_RECORDS SUPPLIED_
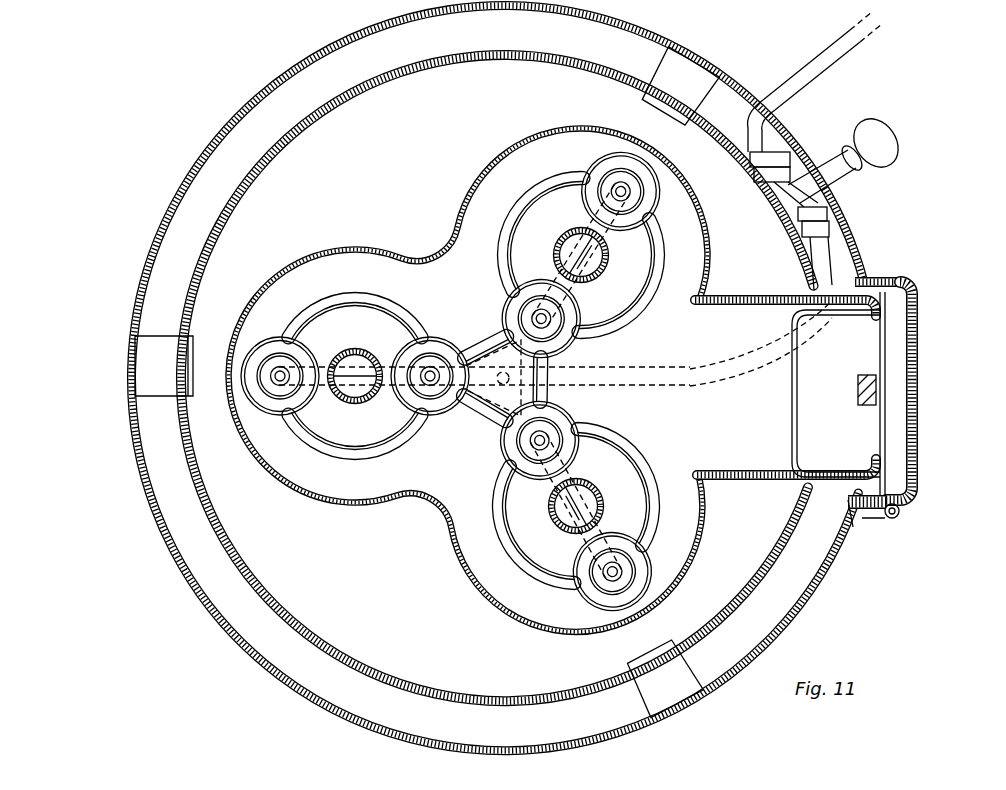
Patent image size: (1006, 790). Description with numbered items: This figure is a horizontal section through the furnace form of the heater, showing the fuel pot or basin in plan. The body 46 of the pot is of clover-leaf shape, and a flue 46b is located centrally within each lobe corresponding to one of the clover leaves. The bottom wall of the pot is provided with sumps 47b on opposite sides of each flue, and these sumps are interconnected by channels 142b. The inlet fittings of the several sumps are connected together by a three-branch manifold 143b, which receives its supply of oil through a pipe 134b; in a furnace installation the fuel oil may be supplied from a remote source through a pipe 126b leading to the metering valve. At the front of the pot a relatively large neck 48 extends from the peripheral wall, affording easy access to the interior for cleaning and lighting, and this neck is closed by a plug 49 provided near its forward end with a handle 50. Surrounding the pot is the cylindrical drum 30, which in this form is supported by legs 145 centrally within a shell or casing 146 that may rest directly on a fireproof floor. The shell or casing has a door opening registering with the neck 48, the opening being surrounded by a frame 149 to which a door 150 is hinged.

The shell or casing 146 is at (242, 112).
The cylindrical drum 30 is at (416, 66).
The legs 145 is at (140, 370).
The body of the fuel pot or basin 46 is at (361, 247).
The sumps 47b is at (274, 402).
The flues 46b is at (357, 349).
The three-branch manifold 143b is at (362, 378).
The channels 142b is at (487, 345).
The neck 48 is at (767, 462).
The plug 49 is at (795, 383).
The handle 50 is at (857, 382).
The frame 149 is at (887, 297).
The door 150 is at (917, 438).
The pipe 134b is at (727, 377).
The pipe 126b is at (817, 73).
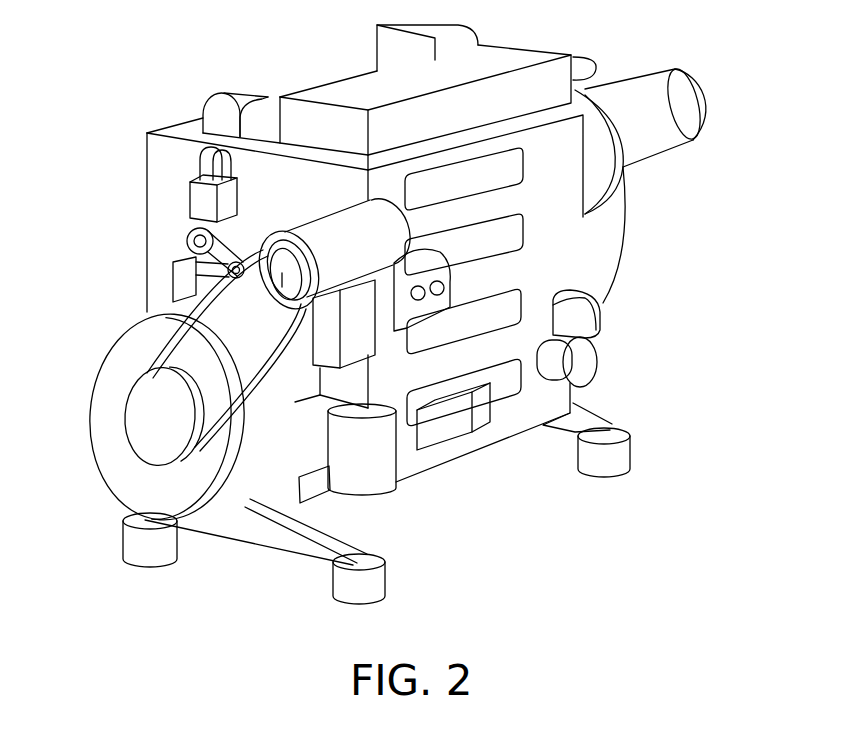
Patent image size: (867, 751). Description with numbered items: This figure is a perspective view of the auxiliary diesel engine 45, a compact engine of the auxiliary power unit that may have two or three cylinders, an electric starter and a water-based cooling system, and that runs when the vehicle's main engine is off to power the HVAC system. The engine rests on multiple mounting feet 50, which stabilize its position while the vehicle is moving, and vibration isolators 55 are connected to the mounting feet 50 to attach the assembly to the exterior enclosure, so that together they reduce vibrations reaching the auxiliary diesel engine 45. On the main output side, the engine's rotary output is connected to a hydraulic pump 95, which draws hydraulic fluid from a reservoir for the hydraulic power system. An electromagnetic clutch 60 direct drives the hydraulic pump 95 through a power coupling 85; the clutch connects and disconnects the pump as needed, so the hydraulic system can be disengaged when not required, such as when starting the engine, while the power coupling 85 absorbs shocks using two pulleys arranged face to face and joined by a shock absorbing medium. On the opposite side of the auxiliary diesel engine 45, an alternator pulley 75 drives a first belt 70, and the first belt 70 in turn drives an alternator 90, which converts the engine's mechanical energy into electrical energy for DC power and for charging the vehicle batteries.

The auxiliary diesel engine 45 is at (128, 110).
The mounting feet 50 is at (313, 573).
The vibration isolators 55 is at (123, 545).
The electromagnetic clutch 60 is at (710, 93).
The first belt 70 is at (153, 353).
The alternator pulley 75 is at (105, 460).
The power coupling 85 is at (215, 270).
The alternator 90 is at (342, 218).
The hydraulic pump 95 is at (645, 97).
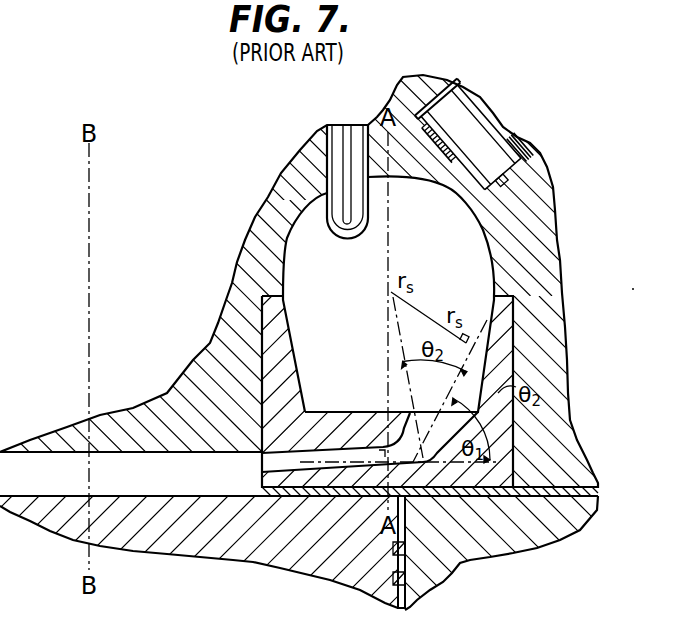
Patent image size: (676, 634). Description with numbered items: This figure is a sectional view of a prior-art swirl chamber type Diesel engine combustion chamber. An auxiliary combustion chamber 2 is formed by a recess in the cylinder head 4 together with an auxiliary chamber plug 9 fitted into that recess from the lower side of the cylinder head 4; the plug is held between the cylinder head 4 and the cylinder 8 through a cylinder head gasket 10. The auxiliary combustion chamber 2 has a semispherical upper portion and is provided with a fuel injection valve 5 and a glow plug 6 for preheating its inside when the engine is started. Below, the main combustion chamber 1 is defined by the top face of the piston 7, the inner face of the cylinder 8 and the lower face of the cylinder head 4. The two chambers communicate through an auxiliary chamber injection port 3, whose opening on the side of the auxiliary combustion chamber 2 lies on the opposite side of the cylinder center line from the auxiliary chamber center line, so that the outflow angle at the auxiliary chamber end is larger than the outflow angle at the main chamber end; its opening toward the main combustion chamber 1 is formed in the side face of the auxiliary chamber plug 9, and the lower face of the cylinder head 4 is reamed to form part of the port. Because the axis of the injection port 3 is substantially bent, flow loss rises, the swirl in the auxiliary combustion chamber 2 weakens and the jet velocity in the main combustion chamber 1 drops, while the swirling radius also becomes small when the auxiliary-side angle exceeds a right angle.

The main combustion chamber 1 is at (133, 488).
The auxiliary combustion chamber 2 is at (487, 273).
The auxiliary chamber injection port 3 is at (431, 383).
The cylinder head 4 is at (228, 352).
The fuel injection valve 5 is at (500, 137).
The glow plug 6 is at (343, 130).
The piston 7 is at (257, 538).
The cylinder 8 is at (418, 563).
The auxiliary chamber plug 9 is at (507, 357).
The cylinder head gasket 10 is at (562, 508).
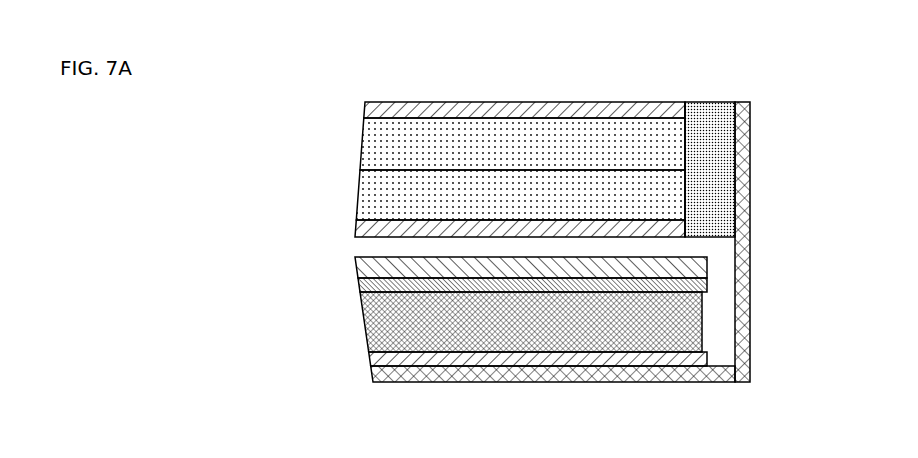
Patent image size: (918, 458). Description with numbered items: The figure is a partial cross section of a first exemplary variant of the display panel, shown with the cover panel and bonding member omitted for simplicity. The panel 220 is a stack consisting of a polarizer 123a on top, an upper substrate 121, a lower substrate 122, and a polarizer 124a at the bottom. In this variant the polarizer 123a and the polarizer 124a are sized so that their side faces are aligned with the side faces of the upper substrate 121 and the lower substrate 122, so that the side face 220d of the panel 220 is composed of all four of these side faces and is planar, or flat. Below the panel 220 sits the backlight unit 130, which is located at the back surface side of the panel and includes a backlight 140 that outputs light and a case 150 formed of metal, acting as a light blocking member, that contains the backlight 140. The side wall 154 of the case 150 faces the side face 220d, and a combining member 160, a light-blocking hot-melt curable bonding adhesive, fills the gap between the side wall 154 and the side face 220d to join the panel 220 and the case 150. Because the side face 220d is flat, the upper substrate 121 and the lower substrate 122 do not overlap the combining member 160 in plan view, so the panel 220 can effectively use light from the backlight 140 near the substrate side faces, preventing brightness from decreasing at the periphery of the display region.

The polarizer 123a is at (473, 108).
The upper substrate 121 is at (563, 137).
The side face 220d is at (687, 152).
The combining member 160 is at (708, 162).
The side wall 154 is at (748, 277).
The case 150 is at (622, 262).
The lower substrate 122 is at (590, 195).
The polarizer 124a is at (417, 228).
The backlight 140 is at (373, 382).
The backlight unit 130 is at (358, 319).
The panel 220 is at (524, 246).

_WORK TO DO_
Write out everything from the start of the data down to the line with "The cylindrical drum 30 is at (416, 66)." in it, both ends included, word for word. Leave the pictures out of your answer.

_ANSWER_
Patent image size: (1006, 790). Description with numbered items: This figure is a horizontal section through the furnace form of the heater, showing the fuel pot or basin in plan. The body 46 of the pot is of clover-leaf shape, and a flue 46b is located centrally within each lobe corresponding to one of the clover leaves. The bottom wall of the pot is provided with sumps 47b on opposite sides of each flue, and these sumps are interconnected by channels 142b. The inlet fittings of the several sumps are connected together by a three-branch manifold 143b, which receives its supply of oil through a pipe 134b; in a furnace installation the fuel oil may be supplied from a remote source through a pipe 126b leading to the metering valve. At the front of the pot a relatively large neck 48 extends from the peripheral wall, affording easy access to the interior for cleaning and lighting, and this neck is closed by a plug 49 provided near its forward end with a handle 50. Surrounding the pot is the cylindrical drum 30, which in this form is supported by legs 145 centrally within a shell or casing 146 that may rest directly on a fireproof floor. The shell or casing has a door opening registering with the neck 48, the opening being surrounded by a frame 149 to which a door 150 is hinged.

The shell or casing 146 is at (242, 112).
The cylindrical drum 30 is at (416, 66).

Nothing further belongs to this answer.